__Exercise description__:
Set down each line of the material that follows, exactly, with no pictures.

----

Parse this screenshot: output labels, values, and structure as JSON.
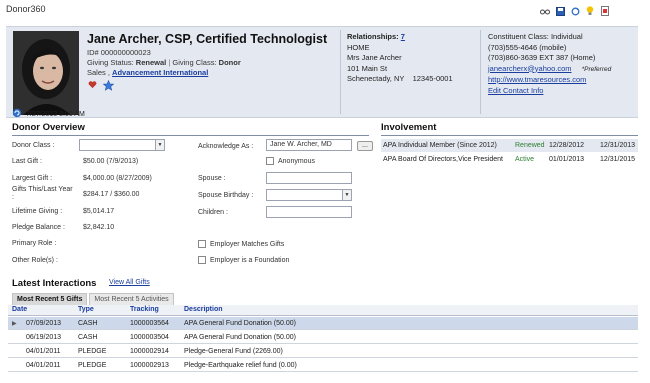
{
  "window": {
    "title": "Donor360"
  },
  "toolbar": {
    "icons": [
      "glasses-icon",
      "save-icon",
      "refresh-icon",
      "lightbulb-icon",
      "export-icon"
    ]
  },
  "donor": {
    "name": "Jane Archer, CSP, Certified Technologist",
    "id_line": "ID# 000000000023",
    "giving_status_label": "Giving Status:",
    "giving_status": "Renewal",
    "giving_class_label": "Giving Class:",
    "giving_class": "Donor",
    "sales_label": "Sales ,",
    "company": "Advancement International"
  },
  "relationships": {
    "label": "Relationships:",
    "count": "7",
    "address_type": "HOME",
    "line1": "Mrs Jane Archer",
    "line2": "101 Main St",
    "line3": "Schenectady, NY    12345-0001"
  },
  "constituent": {
    "class_line": "Constituent Class: Individual",
    "phone_mobile": "(703)555-4646 (mobile)",
    "phone_home": "(703)860-3639 EXT 387 (Home)",
    "email": "janearcherx@yahoo.com",
    "preferred": "*Preferred",
    "website": "http://www.tmaresources.com",
    "edit_link": "Edit Contact Info"
  },
  "timestamp": "7/27/2013 3:00 AM",
  "overview": {
    "title": "Donor Overview",
    "donor_class_label": "Donor Class :",
    "last_gift_label": "Last Gift :",
    "last_gift": "$50.00 (7/9/2013)",
    "largest_gift_label": "Largest Gift :",
    "largest_gift": "$4,000.00 (8/27/2009)",
    "gifts_label": "Gifts This/Last Year :",
    "gifts": "$284.17 / $360.00",
    "lifetime_label": "Lifetime Giving :",
    "lifetime": "$5,014.17",
    "pledge_label": "Pledge Balance :",
    "pledge": "$2,842.10",
    "primary_role_label": "Primary Role :",
    "other_roles_label": "Other Role(s) :",
    "acknowledge_label": "Acknowledge As :",
    "acknowledge_value": "Jane W. Archer, MD",
    "more_button": "...",
    "anonymous_label": "Anonymous",
    "spouse_label": "Spouse :",
    "spouse_birthday_label": "Spouse Birthday :",
    "children_label": "Children :",
    "employer_matches_label": "Employer Matches Gifts",
    "employer_foundation_label": "Employer is a Foundation"
  },
  "involvement": {
    "title": "Involvement",
    "rows": [
      {
        "name": "APA Individual Member (Since 2012)",
        "status": "Renewed",
        "start": "12/28/2012",
        "end": "12/31/2013"
      },
      {
        "name": "APA Board Of Directors,Vice President",
        "status": "Active",
        "start": "01/01/2013",
        "end": "12/31/2015"
      }
    ]
  },
  "interactions": {
    "title": "Latest Interactions",
    "view_all": "View All Gifts",
    "tabs": [
      "Most Recent 5 Gifts",
      "Most Recent 5 Activities"
    ],
    "columns": [
      "Date",
      "Type",
      "Tracking",
      "Description"
    ],
    "rows": [
      {
        "date": "07/09/2013",
        "type": "CASH",
        "tracking": "1000003564",
        "description": "APA General Fund Donation (50.00)"
      },
      {
        "date": "06/19/2013",
        "type": "CASH",
        "tracking": "1000003504",
        "description": "APA General Fund Donation (50.00)"
      },
      {
        "date": "04/01/2011",
        "type": "PLEDGE",
        "tracking": "1000002914",
        "description": "Pledge-General Fund (2269.00)"
      },
      {
        "date": "04/01/2011",
        "type": "PLEDGE",
        "tracking": "1000002913",
        "description": "Pledge-Earthquake relief fund (0.00)"
      }
    ]
  },
  "colors": {
    "accent_link": "#1a3d9e",
    "renewed": "#2e7d32",
    "active": "#2e7d32",
    "header_band": "#e4e9f1",
    "selected_row": "#cdd9ea"
  }
}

----

__Exercise result__:
Parse this screenshot: output labels, values, and structure as JSON.
{
  "window": {
    "title": "Donor360"
  },
  "toolbar": {
    "icons": [
      "glasses-icon",
      "save-icon",
      "refresh-icon",
      "lightbulb-icon",
      "export-icon"
    ]
  },
  "donor": {
    "name": "Jane Archer, CSP, Certified Technologist",
    "id_line": "ID# 000000000023",
    "giving_status_label": "Giving Status:",
    "giving_status": "Renewal",
    "giving_class_label": "Giving Class:",
    "giving_class": "Donor",
    "sales_label": "Sales ,",
    "company": "Advancement International"
  },
  "relationships": {
    "label": "Relationships:",
    "count": "7",
    "address_type": "HOME",
    "line1": "Mrs Jane Archer",
    "line2": "101 Main St",
    "line3": "Schenectady, NY    12345-0001"
  },
  "constituent": {
    "class_line": "Constituent Class: Individual",
    "phone_mobile": "(703)555-4646 (mobile)",
    "phone_home": "(703)860-3639 EXT 387 (Home)",
    "email": "janearcherx@yahoo.com",
    "preferred": "*Preferred",
    "website": "http://www.tmaresources.com",
    "edit_link": "Edit Contact Info"
  },
  "timestamp": "7/27/2013 3:00 AM",
  "overview": {
    "title": "Donor Overview",
    "donor_class_label": "Donor Class :",
    "last_gift_label": "Last Gift :",
    "last_gift": "$50.00 (7/9/2013)",
    "largest_gift_label": "Largest Gift :",
    "largest_gift": "$4,000.00 (8/27/2009)",
    "gifts_label": "Gifts This/Last Year :",
    "gifts": "$284.17 / $360.00",
    "lifetime_label": "Lifetime Giving :",
    "lifetime": "$5,014.17",
    "pledge_label": "Pledge Balance :",
    "pledge": "$2,842.10",
    "primary_role_label": "Primary Role :",
    "other_roles_label": "Other Role(s) :",
    "acknowledge_label": "Acknowledge As :",
    "acknowledge_value": "Jane W. Archer, MD",
    "more_button": "...",
    "anonymous_label": "Anonymous",
    "spouse_label": "Spouse :",
    "spouse_birthday_label": "Spouse Birthday :",
    "children_label": "Children :",
    "employer_matches_label": "Employer Matches Gifts",
    "employer_foundation_label": "Employer is a Foundation"
  },
  "involvement": {
    "title": "Involvement",
    "rows": [
      {
        "name": "APA Individual Member (Since 2012)",
        "status": "Renewed",
        "start": "12/28/2012",
        "end": "12/31/2013"
      },
      {
        "name": "APA Board Of Directors,Vice President",
        "status": "Active",
        "start": "01/01/2013",
        "end": "12/31/2015"
      }
    ]
  },
  "interactions": {
    "title": "Latest Interactions",
    "view_all": "View All Gifts",
    "tabs": [
      "Most Recent 5 Gifts",
      "Most Recent 5 Activities"
    ],
    "columns": [
      "Date",
      "Type",
      "Tracking",
      "Description"
    ],
    "rows": [
      {
        "date": "07/09/2013",
        "type": "CASH",
        "tracking": "1000003564",
        "description": "APA General Fund Donation (50.00)"
      },
      {
        "date": "06/19/2013",
        "type": "CASH",
        "tracking": "1000003504",
        "description": "APA General Fund Donation (50.00)"
      },
      {
        "date": "04/01/2011",
        "type": "PLEDGE",
        "tracking": "1000002914",
        "description": "Pledge-General Fund (2269.00)"
      },
      {
        "date": "04/01/2011",
        "type": "PLEDGE",
        "tracking": "1000002913",
        "description": "Pledge-Earthquake relief fund (0.00)"
      }
    ]
  },
  "colors": {
    "accent_link": "#1a3d9e",
    "renewed": "#2e7d32",
    "active": "#2e7d32",
    "header_band": "#e4e9f1",
    "selected_row": "#cdd9ea"
  }
}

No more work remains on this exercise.